---- RECORDS SHOWN

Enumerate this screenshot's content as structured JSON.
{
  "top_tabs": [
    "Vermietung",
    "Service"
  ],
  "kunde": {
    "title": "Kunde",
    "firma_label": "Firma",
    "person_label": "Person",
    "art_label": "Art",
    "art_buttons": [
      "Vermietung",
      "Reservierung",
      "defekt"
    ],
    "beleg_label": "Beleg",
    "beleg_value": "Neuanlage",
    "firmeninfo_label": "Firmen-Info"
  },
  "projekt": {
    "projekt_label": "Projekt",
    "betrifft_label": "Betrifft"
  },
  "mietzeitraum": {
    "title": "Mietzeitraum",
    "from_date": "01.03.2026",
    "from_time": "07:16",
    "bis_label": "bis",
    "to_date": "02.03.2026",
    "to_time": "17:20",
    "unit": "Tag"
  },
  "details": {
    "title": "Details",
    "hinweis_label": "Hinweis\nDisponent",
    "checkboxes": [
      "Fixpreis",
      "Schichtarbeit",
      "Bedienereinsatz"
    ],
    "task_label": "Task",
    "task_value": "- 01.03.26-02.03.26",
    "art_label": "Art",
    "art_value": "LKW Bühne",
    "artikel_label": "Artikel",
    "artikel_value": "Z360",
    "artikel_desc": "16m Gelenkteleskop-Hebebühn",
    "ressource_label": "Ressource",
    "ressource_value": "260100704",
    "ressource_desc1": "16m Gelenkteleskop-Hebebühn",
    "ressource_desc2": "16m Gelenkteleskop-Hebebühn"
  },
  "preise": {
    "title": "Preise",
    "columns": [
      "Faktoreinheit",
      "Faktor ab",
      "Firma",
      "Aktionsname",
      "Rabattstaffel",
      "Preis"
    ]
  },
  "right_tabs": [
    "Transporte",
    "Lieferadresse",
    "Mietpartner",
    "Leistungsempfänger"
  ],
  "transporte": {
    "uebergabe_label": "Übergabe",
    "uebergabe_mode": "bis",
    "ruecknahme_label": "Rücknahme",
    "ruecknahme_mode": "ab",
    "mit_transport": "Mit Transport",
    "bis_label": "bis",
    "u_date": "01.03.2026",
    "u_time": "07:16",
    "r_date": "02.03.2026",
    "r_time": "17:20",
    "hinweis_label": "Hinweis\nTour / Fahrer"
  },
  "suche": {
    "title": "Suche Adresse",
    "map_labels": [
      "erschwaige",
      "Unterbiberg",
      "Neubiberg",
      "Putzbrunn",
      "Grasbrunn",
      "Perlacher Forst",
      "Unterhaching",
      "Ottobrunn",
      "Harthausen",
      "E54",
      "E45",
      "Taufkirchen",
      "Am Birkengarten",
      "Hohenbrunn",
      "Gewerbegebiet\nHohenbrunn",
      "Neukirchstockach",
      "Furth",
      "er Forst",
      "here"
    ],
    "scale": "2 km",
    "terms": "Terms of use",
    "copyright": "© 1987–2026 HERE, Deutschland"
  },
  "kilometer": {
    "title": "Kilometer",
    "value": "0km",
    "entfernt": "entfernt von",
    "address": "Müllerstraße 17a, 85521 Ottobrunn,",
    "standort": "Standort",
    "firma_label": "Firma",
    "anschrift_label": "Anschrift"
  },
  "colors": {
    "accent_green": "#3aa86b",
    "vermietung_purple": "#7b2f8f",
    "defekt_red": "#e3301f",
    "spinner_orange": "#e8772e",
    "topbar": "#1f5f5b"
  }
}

--------

**TASK REQUIREMENTS**. Each record above must be given again exactly.

**IN RESPONSE**.
Enumerate this screenshot's content as structured JSON.
{
  "top_tabs": [
    "Vermietung",
    "Service"
  ],
  "kunde": {
    "title": "Kunde",
    "firma_label": "Firma",
    "person_label": "Person",
    "art_label": "Art",
    "art_buttons": [
      "Vermietung",
      "Reservierung",
      "defekt"
    ],
    "beleg_label": "Beleg",
    "beleg_value": "Neuanlage",
    "firmeninfo_label": "Firmen-Info"
  },
  "projekt": {
    "projekt_label": "Projekt",
    "betrifft_label": "Betrifft"
  },
  "mietzeitraum": {
    "title": "Mietzeitraum",
    "from_date": "01.03.2026",
    "from_time": "07:16",
    "bis_label": "bis",
    "to_date": "02.03.2026",
    "to_time": "17:20",
    "unit": "Tag"
  },
  "details": {
    "title": "Details",
    "hinweis_label": "Hinweis\nDisponent",
    "checkboxes": [
      "Fixpreis",
      "Schichtarbeit",
      "Bedienereinsatz"
    ],
    "task_label": "Task",
    "task_value": "- 01.03.26-02.03.26",
    "art_label": "Art",
    "art_value": "LKW Bühne",
    "artikel_label": "Artikel",
    "artikel_value": "Z360",
    "artikel_desc": "16m Gelenkteleskop-Hebebühn",
    "ressource_label": "Ressource",
    "ressource_value": "260100704",
    "ressource_desc1": "16m Gelenkteleskop-Hebebühn",
    "ressource_desc2": "16m Gelenkteleskop-Hebebühn"
  },
  "preise": {
    "title": "Preise",
    "columns": [
      "Faktoreinheit",
      "Faktor ab",
      "Firma",
      "Aktionsname",
      "Rabattstaffel",
      "Preis"
    ]
  },
  "right_tabs": [
    "Transporte",
    "Lieferadresse",
    "Mietpartner",
    "Leistungsempfänger"
  ],
  "transporte": {
    "uebergabe_label": "Übergabe",
    "uebergabe_mode": "bis",
    "ruecknahme_label": "Rücknahme",
    "ruecknahme_mode": "ab",
    "mit_transport": "Mit Transport",
    "bis_label": "bis",
    "u_date": "01.03.2026",
    "u_time": "07:16",
    "r_date": "02.03.2026",
    "r_time": "17:20",
    "hinweis_label": "Hinweis\nTour / Fahrer"
  },
  "suche": {
    "title": "Suche Adresse",
    "map_labels": [
      "erschwaige",
      "Unterbiberg",
      "Neubiberg",
      "Putzbrunn",
      "Grasbrunn",
      "Perlacher Forst",
      "Unterhaching",
      "Ottobrunn",
      "Harthausen",
      "E54",
      "E45",
      "Taufkirchen",
      "Am Birkengarten",
      "Hohenbrunn",
      "Gewerbegebiet\nHohenbrunn",
      "Neukirchstockach",
      "Furth",
      "er Forst",
      "here"
    ],
    "scale": "2 km",
    "terms": "Terms of use",
    "copyright": "© 1987–2026 HERE, Deutschland"
  },
  "kilometer": {
    "title": "Kilometer",
    "value": "0km",
    "entfernt": "entfernt von",
    "address": "Müllerstraße 17a, 85521 Ottobrunn,",
    "standort": "Standort",
    "firma_label": "Firma",
    "anschrift_label": "Anschrift"
  },
  "colors": {
    "accent_green": "#3aa86b",
    "vermietung_purple": "#7b2f8f",
    "defekt_red": "#e3301f",
    "spinner_orange": "#e8772e",
    "topbar": "#1f5f5b"
  }
}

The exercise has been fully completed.